_Problem details_: Pull out every line in the data that has the string "from" in it.

>> Begin Records shown

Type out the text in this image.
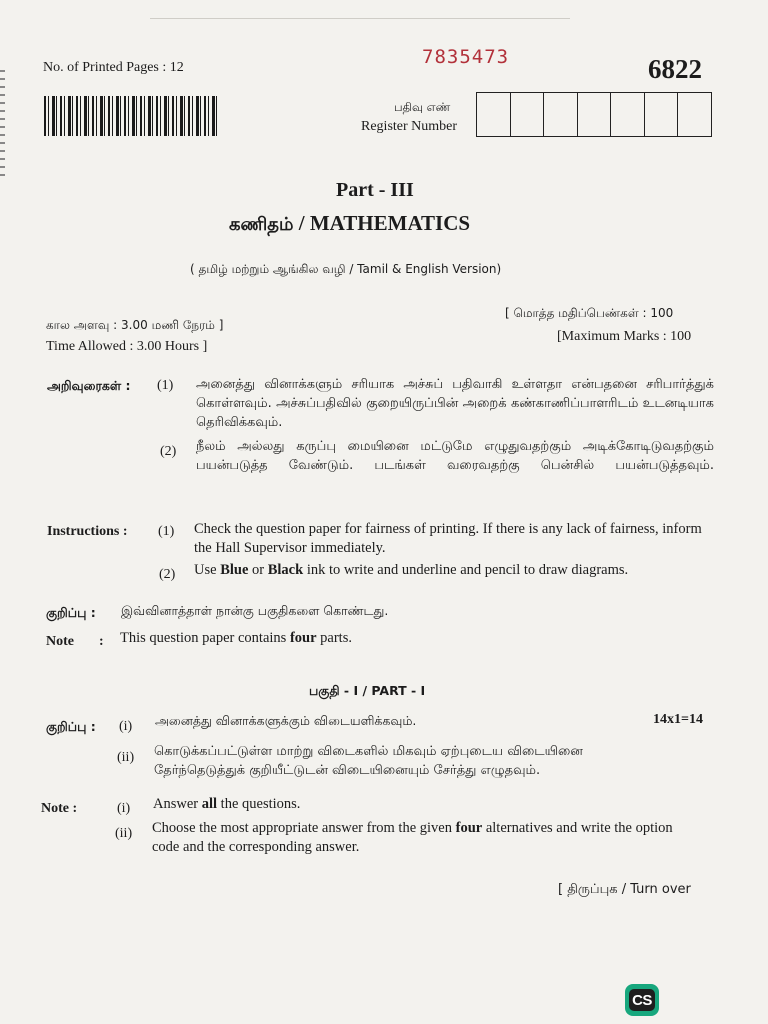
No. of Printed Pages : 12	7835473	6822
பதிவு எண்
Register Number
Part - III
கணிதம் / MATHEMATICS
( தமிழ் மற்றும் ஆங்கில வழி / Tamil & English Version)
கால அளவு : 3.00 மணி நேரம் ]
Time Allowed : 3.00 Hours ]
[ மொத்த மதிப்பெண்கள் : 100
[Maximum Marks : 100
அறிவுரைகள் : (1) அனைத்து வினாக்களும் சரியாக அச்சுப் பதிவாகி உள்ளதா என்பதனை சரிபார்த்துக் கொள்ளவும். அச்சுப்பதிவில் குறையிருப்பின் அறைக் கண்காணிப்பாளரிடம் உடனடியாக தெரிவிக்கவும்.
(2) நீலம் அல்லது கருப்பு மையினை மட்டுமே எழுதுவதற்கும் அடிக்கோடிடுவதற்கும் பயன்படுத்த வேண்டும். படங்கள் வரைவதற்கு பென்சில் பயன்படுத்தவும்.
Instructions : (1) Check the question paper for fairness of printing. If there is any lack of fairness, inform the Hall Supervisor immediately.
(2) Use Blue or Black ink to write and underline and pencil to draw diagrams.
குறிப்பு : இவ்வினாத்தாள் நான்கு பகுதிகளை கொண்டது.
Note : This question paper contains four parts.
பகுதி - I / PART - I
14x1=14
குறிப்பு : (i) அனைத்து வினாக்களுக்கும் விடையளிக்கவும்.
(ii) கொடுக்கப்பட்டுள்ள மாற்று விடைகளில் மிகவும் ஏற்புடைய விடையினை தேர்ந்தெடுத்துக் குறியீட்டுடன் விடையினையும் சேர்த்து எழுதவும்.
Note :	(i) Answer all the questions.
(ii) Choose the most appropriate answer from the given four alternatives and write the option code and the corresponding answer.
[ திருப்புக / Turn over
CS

>> End Records shown
>> Begin Records shown

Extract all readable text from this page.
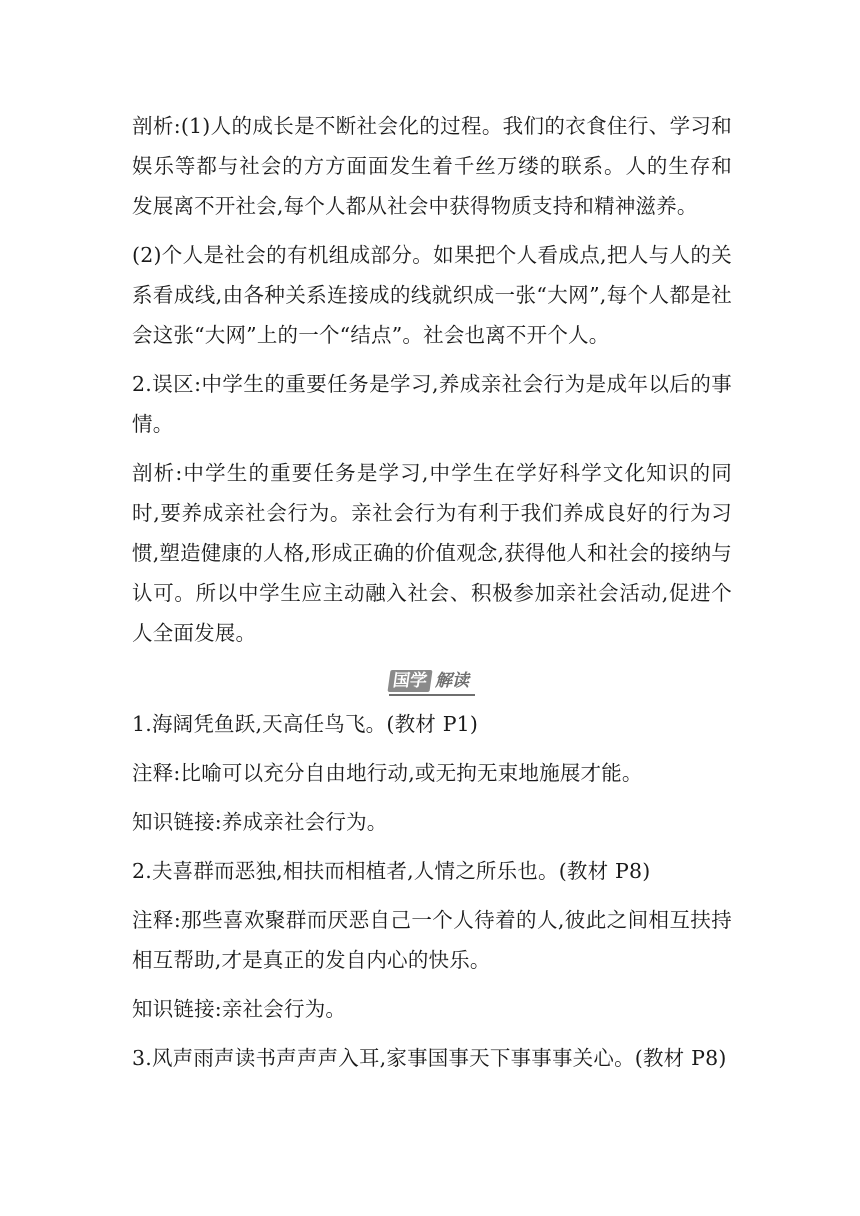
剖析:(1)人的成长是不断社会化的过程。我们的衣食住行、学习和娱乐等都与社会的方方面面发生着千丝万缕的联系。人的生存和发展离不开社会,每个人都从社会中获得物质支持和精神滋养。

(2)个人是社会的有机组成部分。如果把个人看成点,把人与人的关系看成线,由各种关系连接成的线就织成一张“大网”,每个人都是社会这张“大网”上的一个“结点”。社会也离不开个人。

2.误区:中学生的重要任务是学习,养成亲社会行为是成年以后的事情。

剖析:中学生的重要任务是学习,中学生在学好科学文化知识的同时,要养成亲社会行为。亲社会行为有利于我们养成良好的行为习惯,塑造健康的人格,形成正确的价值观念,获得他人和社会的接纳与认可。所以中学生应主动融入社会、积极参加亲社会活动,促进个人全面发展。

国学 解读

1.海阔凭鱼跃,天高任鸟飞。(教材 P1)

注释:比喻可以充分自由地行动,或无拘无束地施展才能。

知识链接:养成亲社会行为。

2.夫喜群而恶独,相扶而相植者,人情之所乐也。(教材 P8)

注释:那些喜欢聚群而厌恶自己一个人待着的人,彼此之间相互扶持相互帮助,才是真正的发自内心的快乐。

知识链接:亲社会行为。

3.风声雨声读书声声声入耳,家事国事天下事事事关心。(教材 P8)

>> End Records shown

_Result_:
(ii) Choose the most appropriate answer from the given four alternatives and write the option code and the corresponding answer.
Extract all readable text from this page.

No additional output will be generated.